* begin Provided data *
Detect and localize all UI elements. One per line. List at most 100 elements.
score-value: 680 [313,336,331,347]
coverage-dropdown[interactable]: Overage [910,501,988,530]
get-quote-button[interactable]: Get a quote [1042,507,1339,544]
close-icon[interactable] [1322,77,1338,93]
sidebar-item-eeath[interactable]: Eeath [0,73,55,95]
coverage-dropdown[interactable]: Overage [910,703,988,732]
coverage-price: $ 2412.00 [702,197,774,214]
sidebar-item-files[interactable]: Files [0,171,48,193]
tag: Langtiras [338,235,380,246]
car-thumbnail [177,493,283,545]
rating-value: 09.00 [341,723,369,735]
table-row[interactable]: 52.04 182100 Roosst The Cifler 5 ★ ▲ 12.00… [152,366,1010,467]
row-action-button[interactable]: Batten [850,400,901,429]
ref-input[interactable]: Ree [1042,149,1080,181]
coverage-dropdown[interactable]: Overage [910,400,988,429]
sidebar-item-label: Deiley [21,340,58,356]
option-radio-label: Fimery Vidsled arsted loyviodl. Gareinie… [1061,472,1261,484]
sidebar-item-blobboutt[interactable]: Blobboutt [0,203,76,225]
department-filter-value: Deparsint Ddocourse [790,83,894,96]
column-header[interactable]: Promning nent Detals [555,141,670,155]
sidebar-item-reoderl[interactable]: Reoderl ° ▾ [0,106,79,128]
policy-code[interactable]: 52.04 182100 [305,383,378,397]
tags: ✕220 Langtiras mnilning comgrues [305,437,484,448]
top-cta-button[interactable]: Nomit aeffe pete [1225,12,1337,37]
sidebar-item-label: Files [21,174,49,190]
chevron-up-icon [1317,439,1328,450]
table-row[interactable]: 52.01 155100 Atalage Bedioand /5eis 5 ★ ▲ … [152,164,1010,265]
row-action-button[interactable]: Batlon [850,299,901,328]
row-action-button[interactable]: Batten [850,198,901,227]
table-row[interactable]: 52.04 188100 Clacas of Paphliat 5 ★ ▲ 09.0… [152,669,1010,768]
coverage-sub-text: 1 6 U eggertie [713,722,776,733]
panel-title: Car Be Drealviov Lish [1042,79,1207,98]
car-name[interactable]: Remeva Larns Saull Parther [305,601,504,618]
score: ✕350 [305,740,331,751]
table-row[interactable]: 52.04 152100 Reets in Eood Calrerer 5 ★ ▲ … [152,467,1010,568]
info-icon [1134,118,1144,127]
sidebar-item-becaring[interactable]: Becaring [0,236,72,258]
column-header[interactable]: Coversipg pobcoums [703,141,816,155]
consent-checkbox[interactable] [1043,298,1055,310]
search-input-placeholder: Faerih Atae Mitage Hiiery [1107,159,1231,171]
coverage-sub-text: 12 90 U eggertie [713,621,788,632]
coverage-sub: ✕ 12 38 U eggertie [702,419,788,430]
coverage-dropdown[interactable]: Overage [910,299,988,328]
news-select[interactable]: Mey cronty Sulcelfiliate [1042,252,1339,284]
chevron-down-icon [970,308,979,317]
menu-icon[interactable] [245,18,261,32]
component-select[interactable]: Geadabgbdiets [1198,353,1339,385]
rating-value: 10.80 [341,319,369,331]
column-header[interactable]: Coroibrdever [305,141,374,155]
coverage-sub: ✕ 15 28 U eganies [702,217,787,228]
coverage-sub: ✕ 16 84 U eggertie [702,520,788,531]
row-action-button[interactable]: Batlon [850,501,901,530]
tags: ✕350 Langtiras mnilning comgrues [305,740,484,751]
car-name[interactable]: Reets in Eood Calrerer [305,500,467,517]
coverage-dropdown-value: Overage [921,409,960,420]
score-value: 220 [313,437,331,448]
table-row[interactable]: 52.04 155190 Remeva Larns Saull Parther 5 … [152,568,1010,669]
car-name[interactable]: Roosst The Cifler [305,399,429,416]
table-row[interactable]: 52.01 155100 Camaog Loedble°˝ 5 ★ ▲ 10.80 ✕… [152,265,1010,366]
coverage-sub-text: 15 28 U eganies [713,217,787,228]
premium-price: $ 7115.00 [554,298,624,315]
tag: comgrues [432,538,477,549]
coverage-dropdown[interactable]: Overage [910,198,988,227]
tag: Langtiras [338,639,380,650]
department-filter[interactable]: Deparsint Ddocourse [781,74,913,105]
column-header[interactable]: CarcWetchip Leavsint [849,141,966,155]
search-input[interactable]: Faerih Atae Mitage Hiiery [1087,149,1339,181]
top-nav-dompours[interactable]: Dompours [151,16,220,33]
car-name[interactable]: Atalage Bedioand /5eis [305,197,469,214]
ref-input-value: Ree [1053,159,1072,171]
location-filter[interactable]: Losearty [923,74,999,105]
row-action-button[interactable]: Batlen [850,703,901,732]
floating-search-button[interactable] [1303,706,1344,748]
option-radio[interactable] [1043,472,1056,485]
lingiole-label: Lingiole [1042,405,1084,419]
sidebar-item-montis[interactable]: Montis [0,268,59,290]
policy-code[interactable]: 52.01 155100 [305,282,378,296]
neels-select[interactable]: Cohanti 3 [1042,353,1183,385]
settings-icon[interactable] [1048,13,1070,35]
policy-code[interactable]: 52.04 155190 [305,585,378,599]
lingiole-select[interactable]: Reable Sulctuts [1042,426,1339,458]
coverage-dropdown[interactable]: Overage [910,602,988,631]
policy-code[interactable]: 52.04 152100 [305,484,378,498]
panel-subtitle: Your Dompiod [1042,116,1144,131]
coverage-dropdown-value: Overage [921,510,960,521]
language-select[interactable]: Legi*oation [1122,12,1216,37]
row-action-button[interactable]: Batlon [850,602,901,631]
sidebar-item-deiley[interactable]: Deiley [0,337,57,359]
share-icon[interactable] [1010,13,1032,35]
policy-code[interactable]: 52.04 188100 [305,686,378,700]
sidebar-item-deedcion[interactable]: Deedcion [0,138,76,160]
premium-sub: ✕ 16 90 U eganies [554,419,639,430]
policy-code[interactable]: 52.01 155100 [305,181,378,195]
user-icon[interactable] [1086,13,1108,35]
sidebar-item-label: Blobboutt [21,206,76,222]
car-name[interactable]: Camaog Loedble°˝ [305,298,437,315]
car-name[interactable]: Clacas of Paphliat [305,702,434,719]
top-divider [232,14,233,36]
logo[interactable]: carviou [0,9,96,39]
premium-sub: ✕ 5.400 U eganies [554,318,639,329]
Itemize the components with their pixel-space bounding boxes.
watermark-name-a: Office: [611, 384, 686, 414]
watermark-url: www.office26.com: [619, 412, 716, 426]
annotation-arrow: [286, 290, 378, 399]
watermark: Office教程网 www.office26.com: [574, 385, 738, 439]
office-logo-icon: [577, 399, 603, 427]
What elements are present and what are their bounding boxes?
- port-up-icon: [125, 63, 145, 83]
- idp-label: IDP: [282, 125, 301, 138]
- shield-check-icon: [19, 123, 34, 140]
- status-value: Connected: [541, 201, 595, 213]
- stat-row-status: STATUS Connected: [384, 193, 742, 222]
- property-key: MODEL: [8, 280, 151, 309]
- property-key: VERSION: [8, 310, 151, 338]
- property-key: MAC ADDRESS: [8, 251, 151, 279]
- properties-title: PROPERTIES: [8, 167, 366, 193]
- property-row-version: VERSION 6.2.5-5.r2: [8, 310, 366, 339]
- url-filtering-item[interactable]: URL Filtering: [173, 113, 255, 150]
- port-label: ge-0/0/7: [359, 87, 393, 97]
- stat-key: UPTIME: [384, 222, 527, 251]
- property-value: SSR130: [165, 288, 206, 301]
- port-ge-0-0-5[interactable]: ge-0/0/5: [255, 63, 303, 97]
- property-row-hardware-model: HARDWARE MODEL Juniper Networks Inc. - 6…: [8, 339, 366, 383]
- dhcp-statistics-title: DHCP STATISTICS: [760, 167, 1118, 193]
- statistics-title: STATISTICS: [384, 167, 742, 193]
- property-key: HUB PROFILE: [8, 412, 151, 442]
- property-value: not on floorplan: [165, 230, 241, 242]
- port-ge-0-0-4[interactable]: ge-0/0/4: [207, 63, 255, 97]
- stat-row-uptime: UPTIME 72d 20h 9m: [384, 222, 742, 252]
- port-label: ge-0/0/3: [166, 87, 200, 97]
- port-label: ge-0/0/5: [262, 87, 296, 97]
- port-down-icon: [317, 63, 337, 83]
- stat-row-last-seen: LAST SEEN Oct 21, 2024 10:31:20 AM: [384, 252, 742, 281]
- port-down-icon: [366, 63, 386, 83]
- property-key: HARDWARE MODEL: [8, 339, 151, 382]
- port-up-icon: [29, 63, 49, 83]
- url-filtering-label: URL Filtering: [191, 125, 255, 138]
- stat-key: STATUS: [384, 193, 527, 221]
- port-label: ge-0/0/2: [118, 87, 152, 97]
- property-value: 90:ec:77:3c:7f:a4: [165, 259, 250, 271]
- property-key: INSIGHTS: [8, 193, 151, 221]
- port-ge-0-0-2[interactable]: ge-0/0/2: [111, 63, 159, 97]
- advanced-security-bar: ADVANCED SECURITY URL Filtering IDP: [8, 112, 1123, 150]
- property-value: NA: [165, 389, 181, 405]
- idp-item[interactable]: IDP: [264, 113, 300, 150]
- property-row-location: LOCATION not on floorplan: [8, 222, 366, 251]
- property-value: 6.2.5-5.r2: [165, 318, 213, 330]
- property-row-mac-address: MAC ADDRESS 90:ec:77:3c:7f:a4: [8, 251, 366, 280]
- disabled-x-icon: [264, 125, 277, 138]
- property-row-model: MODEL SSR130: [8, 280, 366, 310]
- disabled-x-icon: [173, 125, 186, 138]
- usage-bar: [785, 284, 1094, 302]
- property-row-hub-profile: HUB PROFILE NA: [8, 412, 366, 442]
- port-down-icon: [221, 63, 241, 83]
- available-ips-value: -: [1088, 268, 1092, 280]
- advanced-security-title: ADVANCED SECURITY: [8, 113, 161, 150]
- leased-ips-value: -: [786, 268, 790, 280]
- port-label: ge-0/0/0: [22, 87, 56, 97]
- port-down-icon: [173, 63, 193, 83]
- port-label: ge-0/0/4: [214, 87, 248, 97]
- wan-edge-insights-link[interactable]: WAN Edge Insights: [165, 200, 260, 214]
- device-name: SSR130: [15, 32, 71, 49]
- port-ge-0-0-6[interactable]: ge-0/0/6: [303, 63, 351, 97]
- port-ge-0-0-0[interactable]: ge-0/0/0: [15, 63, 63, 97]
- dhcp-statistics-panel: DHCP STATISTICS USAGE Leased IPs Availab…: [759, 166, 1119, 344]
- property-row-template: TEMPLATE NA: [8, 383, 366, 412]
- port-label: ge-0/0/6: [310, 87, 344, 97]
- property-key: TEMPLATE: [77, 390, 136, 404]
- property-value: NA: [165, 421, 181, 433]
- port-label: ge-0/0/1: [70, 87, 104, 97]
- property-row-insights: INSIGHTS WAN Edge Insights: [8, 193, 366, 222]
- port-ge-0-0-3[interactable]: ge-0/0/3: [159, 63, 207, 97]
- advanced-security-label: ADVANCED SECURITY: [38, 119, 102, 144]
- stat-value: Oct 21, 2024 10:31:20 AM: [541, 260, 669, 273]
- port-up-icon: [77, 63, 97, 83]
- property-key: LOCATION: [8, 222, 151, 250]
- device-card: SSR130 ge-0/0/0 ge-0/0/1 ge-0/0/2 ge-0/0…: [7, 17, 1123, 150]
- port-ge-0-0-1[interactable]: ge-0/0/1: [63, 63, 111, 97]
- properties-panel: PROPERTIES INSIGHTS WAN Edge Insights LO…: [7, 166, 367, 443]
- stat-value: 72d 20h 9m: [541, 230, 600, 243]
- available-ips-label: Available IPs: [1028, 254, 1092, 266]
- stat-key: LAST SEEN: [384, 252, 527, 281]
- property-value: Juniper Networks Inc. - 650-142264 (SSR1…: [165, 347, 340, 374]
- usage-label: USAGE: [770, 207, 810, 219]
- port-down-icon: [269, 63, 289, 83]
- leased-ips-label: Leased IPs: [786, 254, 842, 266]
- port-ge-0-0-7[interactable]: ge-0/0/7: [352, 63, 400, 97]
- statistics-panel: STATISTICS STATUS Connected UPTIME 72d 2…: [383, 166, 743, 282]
* end Provided data *
#### Your goal:
Reproduce the entries from their first line through the line containing "sidebar-item-eeath[interactable]: Eeath [0,73,55,95]", swapping "Get a quote" for "Request a quote" and leaving everything else unchanged.

#### The response:
Detect and localize all UI elements. One per line. List at most 100 elements.
score-value: 680 [313,336,331,347]
coverage-dropdown[interactable]: Overage [910,501,988,530]
get-quote-button[interactable]: Request a quote [1042,507,1339,544]
close-icon[interactable] [1322,77,1338,93]
sidebar-item-eeath[interactable]: Eeath [0,73,55,95]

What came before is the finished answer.